Start of Source records

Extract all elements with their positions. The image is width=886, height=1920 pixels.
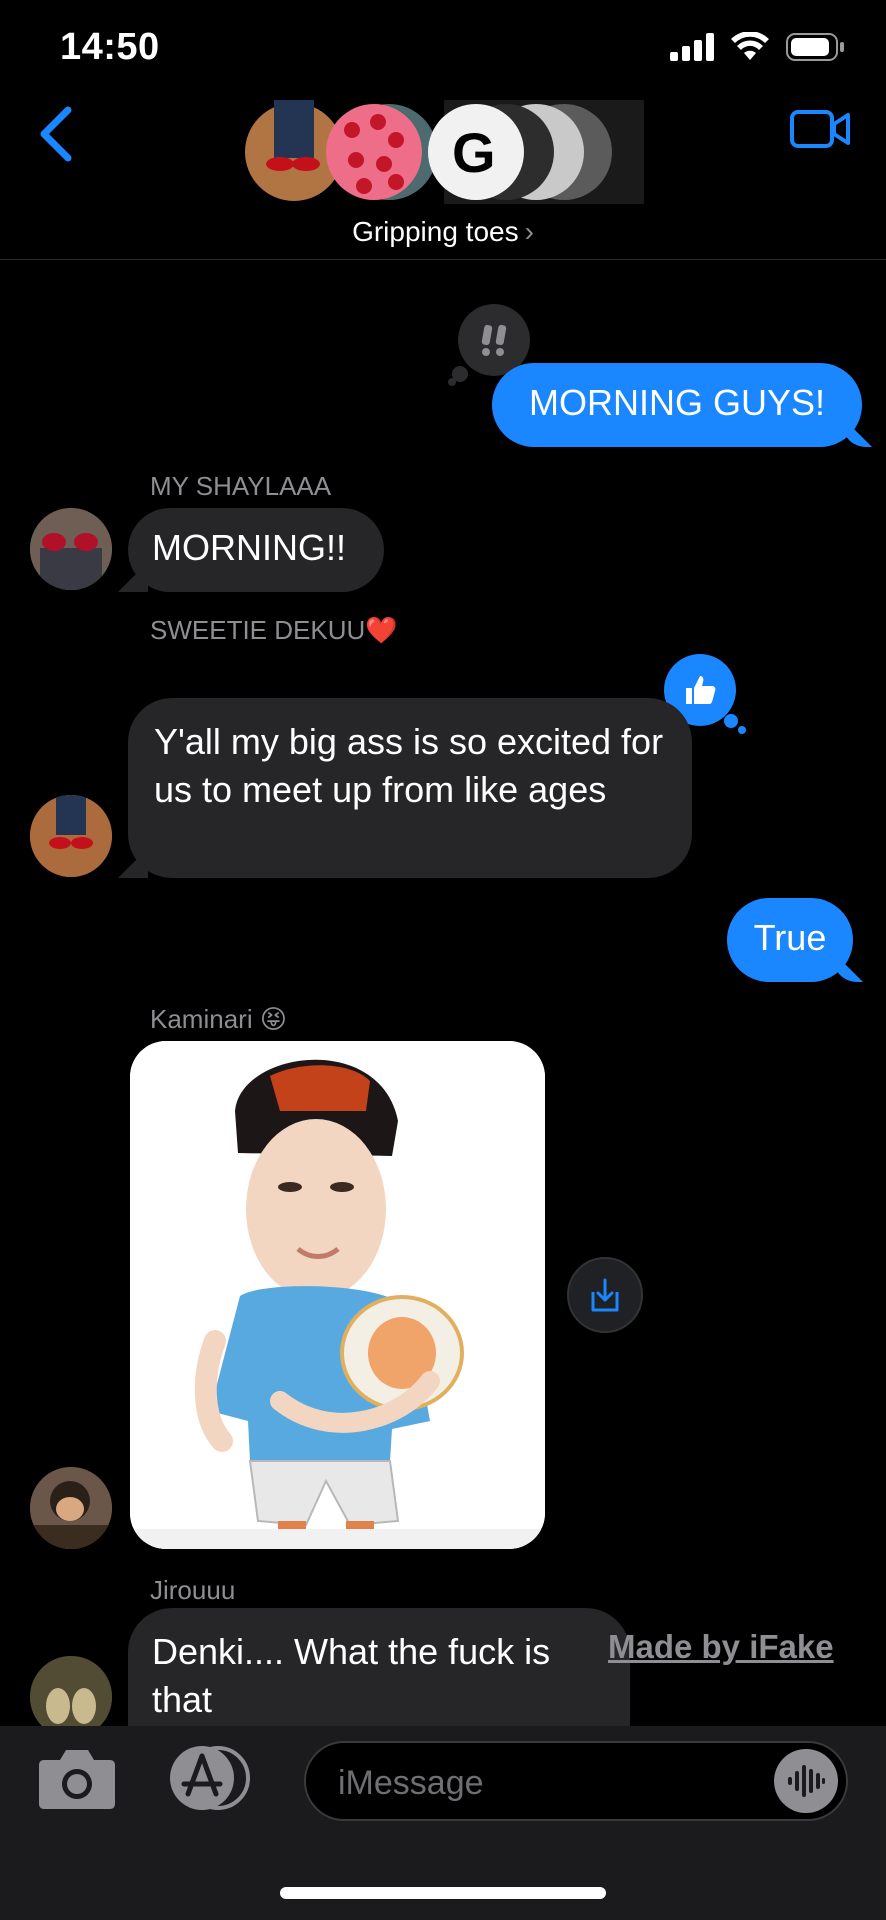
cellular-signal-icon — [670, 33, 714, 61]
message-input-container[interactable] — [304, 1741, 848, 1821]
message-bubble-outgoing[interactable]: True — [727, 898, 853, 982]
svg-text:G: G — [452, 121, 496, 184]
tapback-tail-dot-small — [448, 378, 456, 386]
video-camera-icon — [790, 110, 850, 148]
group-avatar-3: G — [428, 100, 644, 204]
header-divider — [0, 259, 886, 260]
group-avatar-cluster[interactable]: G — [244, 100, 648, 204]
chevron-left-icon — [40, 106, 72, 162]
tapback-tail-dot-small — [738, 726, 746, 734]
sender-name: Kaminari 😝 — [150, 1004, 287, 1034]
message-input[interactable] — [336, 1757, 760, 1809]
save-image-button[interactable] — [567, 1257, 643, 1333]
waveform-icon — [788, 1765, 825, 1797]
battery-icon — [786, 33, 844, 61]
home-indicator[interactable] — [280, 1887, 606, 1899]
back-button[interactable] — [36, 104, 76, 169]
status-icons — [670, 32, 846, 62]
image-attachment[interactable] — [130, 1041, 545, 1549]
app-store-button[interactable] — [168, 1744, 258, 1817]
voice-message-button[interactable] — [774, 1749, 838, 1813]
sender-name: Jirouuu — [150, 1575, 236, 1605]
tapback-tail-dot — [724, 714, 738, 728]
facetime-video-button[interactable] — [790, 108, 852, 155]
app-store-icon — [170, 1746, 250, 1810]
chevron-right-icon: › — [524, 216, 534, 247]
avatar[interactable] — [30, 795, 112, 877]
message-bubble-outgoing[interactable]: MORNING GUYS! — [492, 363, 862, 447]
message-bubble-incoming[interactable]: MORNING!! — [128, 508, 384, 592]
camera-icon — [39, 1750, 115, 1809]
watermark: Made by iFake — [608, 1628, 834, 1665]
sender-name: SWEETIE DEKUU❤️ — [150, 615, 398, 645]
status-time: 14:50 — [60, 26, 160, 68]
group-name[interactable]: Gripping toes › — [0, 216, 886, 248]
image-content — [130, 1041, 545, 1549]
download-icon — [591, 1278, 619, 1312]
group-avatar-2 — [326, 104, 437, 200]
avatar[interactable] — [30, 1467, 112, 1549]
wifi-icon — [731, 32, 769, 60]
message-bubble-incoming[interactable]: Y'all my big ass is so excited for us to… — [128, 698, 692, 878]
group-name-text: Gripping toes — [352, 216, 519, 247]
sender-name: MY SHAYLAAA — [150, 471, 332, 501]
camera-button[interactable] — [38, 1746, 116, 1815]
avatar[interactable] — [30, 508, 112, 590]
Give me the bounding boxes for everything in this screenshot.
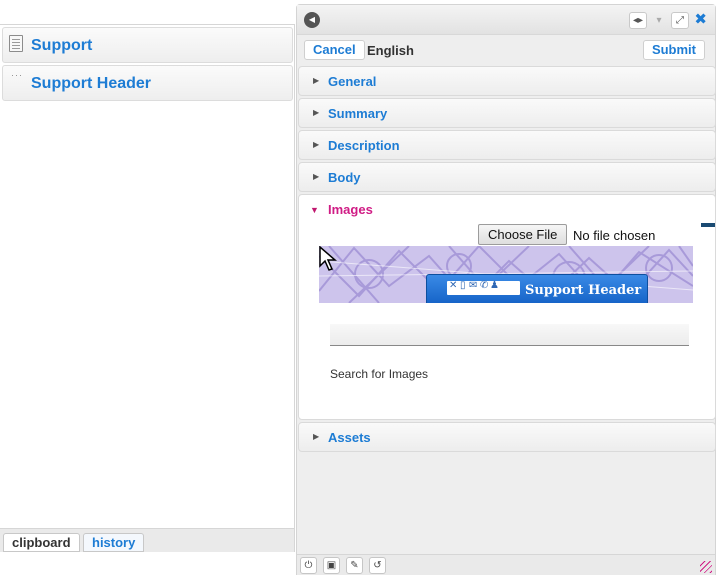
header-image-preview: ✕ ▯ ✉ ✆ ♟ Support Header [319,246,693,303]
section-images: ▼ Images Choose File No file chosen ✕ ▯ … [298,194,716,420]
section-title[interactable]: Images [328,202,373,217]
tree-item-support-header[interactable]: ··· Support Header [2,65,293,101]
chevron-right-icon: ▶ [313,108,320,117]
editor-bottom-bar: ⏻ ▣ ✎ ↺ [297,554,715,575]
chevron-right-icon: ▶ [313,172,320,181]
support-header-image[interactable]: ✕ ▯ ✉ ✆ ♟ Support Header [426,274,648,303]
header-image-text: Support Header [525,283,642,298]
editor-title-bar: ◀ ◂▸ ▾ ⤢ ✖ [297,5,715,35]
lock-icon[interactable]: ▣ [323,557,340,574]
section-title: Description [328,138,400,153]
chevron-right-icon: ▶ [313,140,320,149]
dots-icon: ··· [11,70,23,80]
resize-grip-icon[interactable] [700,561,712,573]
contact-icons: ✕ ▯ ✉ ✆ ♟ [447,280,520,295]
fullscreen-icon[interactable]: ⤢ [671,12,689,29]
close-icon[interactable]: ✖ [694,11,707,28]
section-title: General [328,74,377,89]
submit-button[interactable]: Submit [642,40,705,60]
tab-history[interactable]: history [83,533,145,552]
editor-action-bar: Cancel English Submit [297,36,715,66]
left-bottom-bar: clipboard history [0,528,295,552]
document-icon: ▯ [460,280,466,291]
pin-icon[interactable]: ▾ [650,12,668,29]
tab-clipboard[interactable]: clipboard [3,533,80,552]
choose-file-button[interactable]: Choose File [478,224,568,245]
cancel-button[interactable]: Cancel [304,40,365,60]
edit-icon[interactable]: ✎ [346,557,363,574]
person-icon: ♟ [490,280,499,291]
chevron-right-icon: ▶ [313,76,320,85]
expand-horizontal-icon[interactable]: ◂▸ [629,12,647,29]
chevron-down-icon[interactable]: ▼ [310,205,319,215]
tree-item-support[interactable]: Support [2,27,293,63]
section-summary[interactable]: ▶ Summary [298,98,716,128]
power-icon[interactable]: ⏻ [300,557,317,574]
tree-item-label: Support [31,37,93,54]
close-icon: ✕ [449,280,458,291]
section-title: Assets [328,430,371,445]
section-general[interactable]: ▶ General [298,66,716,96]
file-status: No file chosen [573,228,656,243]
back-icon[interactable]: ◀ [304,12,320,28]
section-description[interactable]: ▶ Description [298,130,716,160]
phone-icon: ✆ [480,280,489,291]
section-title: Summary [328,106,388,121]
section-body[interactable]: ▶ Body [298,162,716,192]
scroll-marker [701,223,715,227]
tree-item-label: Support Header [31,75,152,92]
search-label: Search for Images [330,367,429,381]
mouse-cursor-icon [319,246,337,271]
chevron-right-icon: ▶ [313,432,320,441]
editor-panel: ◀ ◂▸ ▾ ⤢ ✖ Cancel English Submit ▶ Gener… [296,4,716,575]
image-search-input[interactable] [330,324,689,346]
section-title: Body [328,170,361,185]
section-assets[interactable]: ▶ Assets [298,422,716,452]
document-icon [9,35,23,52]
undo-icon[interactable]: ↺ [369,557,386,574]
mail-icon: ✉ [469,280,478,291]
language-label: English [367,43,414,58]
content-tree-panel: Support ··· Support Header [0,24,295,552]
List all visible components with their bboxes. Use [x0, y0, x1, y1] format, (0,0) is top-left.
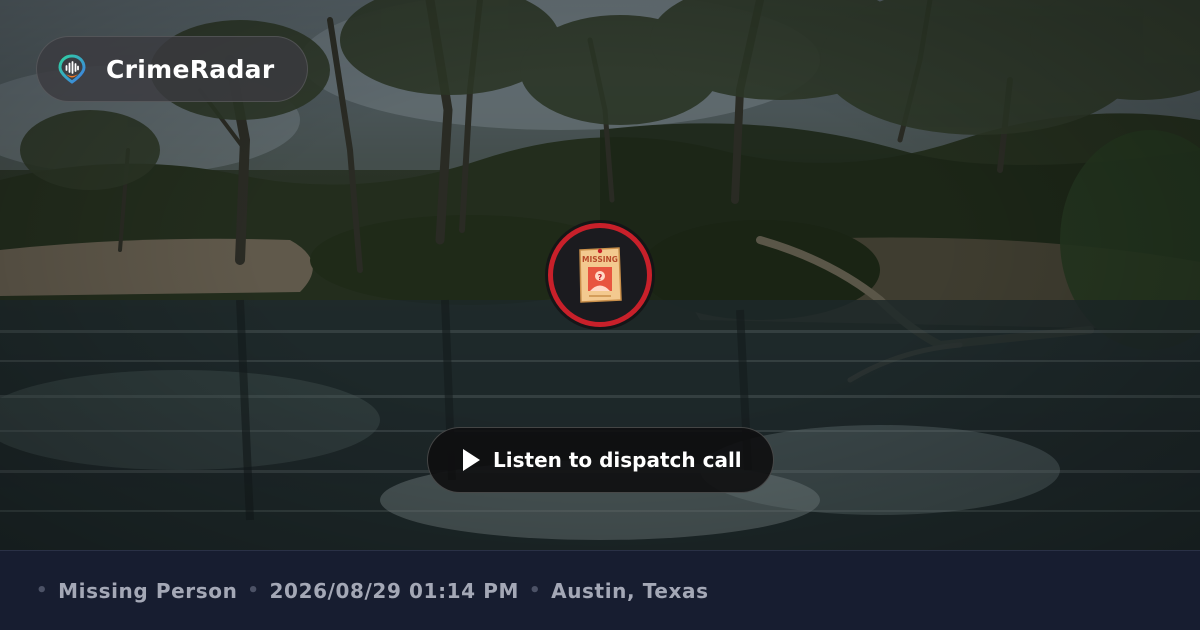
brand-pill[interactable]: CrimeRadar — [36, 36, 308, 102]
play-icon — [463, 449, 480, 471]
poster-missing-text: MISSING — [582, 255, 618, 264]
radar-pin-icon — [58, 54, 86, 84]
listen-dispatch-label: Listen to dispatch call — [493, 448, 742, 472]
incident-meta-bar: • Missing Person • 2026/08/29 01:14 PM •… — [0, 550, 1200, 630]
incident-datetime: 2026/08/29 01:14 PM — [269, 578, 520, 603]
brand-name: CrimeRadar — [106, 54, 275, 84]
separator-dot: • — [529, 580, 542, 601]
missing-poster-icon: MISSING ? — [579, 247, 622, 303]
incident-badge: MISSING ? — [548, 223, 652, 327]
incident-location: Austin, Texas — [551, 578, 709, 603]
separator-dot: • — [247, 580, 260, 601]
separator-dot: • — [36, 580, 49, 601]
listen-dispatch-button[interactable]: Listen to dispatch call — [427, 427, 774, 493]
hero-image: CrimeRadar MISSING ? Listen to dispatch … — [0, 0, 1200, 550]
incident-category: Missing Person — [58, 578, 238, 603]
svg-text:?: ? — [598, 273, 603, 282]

End of Source records

Task to carry out:
Select each line in the material above that contains the string "incoming".

Result of this exercise:
message-bubble-incoming[interactable]: MORNING!! — [128, 508, 384, 592]
message-bubble-incoming[interactable]: Y'all my big ass is so excited for us to… — [128, 698, 692, 878]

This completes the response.